### Raw data
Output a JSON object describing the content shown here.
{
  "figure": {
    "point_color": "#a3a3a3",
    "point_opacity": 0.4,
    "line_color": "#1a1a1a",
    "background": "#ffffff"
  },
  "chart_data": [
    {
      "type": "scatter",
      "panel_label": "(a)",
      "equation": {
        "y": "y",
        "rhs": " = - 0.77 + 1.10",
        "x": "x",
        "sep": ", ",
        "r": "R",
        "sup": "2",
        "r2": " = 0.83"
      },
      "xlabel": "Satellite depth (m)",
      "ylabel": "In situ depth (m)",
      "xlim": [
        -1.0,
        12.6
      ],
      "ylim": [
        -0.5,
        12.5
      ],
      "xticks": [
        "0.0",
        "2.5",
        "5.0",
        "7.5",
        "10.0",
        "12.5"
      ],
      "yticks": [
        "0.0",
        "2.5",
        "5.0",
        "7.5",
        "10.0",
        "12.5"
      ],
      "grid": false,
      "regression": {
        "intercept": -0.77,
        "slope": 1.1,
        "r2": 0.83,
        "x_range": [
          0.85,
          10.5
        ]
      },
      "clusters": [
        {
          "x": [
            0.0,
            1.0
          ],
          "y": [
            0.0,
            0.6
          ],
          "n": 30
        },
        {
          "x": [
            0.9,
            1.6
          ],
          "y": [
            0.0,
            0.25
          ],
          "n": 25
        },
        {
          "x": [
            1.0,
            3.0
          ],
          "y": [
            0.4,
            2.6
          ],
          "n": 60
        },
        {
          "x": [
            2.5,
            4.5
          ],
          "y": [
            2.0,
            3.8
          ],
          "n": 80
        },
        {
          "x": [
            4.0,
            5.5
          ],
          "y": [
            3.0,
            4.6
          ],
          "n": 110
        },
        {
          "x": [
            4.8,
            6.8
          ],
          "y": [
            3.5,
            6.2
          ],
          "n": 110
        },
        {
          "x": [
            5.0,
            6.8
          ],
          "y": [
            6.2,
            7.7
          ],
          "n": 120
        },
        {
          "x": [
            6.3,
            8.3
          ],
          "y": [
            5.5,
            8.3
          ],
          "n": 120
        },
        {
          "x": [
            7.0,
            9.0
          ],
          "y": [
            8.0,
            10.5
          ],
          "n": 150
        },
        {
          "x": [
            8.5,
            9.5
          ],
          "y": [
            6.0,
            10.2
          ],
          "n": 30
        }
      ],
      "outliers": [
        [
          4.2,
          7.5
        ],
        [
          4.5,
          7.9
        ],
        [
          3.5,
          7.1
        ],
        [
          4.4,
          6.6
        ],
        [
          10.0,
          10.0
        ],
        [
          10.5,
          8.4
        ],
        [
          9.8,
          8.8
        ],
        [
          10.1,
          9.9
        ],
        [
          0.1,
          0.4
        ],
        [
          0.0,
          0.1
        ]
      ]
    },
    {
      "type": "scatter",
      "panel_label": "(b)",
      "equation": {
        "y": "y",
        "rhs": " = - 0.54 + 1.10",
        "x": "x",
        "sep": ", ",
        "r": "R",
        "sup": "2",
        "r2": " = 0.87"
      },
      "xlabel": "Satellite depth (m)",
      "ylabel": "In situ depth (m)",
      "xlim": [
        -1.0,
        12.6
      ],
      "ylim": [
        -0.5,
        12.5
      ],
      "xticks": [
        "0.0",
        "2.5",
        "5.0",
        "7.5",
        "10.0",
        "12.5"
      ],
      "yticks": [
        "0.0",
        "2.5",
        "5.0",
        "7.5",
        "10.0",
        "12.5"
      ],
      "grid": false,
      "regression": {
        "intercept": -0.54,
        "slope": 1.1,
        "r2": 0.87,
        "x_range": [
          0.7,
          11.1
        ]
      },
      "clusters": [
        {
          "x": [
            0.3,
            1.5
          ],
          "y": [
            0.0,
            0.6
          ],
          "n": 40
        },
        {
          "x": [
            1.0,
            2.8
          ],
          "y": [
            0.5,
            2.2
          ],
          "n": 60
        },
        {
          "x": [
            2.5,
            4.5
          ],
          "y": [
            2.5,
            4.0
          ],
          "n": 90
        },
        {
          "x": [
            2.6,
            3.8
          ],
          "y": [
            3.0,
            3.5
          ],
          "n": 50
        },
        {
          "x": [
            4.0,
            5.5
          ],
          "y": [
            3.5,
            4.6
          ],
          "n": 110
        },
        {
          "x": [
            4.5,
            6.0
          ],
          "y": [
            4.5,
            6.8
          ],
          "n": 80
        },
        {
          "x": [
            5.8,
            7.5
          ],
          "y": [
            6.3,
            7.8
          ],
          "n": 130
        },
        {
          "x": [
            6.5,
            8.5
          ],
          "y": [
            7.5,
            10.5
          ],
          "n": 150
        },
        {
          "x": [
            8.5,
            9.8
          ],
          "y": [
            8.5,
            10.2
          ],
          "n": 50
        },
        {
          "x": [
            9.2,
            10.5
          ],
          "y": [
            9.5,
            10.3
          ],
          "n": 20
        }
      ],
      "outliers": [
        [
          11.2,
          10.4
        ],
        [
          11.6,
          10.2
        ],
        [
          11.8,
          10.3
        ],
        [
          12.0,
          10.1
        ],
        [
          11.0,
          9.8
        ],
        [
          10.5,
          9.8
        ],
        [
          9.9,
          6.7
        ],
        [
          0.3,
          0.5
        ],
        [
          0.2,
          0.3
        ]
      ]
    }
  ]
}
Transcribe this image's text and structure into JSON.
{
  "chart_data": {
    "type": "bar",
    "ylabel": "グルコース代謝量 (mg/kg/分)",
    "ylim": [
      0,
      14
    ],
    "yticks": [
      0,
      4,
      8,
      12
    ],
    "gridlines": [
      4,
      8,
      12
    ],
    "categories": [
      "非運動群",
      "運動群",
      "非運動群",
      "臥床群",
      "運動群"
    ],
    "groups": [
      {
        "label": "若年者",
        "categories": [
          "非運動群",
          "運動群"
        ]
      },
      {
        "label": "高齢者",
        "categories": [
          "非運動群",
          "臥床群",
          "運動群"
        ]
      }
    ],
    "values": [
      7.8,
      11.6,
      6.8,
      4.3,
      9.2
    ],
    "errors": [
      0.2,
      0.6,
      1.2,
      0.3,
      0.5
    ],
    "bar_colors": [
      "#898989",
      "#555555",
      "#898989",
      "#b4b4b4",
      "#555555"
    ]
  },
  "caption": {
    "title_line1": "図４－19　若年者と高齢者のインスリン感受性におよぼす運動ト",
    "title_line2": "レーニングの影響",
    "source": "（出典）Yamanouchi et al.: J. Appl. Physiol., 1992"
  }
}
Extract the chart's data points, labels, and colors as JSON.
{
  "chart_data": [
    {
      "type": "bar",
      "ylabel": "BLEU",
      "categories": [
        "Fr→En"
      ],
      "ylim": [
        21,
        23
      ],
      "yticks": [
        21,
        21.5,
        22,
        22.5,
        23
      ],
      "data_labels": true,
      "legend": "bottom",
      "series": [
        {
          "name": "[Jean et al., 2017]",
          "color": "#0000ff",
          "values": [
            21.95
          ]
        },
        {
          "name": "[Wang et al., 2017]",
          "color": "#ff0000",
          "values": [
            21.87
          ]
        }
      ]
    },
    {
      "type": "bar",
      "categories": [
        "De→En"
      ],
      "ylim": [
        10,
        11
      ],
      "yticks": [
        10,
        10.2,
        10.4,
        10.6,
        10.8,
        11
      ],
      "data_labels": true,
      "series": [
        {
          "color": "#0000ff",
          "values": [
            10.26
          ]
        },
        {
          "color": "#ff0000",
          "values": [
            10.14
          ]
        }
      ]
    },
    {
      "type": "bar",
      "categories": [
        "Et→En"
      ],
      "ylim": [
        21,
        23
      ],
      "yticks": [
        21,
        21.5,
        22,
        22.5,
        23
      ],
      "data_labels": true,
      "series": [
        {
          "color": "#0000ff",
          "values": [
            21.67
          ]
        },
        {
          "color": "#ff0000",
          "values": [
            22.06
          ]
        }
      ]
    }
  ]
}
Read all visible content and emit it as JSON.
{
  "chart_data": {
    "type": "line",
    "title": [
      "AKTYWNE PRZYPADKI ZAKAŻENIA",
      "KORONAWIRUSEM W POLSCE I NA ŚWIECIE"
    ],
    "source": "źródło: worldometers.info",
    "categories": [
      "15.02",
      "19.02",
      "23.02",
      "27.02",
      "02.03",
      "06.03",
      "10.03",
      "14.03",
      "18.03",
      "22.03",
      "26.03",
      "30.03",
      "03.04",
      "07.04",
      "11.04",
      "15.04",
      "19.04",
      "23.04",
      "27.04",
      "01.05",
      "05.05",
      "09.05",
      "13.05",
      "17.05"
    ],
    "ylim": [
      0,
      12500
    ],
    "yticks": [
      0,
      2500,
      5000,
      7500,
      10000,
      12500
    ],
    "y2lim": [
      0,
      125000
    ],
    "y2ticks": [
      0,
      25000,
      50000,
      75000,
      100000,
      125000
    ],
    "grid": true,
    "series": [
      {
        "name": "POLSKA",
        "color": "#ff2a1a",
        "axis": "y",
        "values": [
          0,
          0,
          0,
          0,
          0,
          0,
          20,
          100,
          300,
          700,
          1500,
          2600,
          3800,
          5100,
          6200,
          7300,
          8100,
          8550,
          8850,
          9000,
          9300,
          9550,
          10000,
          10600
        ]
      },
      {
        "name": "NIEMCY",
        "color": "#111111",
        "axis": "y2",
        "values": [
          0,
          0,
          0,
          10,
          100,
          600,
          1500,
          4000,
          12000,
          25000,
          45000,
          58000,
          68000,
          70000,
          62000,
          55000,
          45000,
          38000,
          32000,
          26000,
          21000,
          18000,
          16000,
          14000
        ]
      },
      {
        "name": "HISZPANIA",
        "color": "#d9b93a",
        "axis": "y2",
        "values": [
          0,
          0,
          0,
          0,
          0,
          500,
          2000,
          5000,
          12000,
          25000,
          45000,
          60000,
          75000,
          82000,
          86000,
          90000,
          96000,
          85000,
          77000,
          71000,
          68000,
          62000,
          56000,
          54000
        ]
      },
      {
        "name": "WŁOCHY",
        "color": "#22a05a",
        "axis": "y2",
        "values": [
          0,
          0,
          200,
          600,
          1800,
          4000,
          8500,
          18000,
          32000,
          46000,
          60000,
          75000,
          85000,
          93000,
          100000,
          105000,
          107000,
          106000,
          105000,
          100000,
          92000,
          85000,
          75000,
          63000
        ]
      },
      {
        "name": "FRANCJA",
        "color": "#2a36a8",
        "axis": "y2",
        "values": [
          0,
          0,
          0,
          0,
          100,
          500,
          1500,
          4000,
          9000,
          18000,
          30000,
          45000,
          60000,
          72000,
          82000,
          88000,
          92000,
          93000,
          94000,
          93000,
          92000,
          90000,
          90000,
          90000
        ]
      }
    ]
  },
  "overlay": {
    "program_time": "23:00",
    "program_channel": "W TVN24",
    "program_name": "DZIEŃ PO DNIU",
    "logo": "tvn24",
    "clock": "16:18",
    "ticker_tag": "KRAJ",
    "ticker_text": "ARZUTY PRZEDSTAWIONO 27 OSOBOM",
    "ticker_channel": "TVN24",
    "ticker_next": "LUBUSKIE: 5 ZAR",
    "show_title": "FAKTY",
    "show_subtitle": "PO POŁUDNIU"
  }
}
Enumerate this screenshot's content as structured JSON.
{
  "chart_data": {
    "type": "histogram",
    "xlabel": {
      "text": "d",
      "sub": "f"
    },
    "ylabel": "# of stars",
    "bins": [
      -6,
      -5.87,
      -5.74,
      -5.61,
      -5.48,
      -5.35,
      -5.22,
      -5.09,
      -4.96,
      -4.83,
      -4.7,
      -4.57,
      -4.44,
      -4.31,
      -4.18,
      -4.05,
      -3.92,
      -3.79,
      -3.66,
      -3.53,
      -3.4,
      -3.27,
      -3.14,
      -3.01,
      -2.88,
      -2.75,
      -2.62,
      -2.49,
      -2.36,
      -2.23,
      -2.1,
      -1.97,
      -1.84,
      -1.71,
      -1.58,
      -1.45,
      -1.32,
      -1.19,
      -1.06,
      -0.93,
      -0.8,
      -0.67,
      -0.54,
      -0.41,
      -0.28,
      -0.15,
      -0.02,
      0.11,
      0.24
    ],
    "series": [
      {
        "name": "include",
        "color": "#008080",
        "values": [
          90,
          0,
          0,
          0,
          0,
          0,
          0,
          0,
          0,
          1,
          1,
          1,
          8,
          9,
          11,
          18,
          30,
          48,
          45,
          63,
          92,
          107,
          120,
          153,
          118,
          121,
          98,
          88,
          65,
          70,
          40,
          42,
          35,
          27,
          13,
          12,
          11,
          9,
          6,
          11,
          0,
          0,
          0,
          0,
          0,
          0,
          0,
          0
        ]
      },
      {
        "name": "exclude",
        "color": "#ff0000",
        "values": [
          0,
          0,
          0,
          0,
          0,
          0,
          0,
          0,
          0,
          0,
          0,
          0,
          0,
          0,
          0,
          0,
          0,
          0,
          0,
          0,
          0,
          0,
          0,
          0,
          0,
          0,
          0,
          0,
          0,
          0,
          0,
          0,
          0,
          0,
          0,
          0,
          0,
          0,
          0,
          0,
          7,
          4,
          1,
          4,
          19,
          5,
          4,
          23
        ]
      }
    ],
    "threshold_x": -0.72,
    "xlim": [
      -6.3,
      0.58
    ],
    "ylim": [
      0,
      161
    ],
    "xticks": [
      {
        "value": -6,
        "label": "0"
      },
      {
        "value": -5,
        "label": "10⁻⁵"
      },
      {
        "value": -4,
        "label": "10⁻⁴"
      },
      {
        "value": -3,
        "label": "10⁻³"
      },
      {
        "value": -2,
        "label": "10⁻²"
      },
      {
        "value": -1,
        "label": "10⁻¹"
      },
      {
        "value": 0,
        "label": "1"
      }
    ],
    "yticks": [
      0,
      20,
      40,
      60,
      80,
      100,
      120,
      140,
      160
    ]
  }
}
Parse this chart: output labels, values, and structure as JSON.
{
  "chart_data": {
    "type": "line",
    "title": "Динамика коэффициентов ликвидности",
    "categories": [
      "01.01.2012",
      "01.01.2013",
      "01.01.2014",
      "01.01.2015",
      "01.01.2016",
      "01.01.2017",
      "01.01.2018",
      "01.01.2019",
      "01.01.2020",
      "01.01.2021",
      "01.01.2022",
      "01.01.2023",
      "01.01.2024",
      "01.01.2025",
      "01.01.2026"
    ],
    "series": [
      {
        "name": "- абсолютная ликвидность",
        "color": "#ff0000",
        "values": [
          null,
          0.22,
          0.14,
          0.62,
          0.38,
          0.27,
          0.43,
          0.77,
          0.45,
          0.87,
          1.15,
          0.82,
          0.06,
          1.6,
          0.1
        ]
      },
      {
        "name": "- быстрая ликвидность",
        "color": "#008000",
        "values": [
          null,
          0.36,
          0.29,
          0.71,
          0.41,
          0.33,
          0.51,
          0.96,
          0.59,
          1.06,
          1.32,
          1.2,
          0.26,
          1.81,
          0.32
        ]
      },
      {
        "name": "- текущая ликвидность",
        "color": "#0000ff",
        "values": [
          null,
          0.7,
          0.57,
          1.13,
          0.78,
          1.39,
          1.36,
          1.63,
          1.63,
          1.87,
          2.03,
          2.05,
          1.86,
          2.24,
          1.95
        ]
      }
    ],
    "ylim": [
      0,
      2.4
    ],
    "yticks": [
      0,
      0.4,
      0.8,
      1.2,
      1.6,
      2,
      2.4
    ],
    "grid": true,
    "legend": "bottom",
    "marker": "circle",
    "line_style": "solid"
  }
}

### Exercise aim
Copy each line above containing the string "JSON".

### Correct result
Output a JSON object describing the content shown here.
Transcribe this image's text and structure into JSON.
Extract the chart's data points, labels, and colors as JSON.
Read all visible content and emit it as JSON.
Enumerate this screenshot's content as structured JSON.
Parse this chart: output labels, values, and structure as JSON.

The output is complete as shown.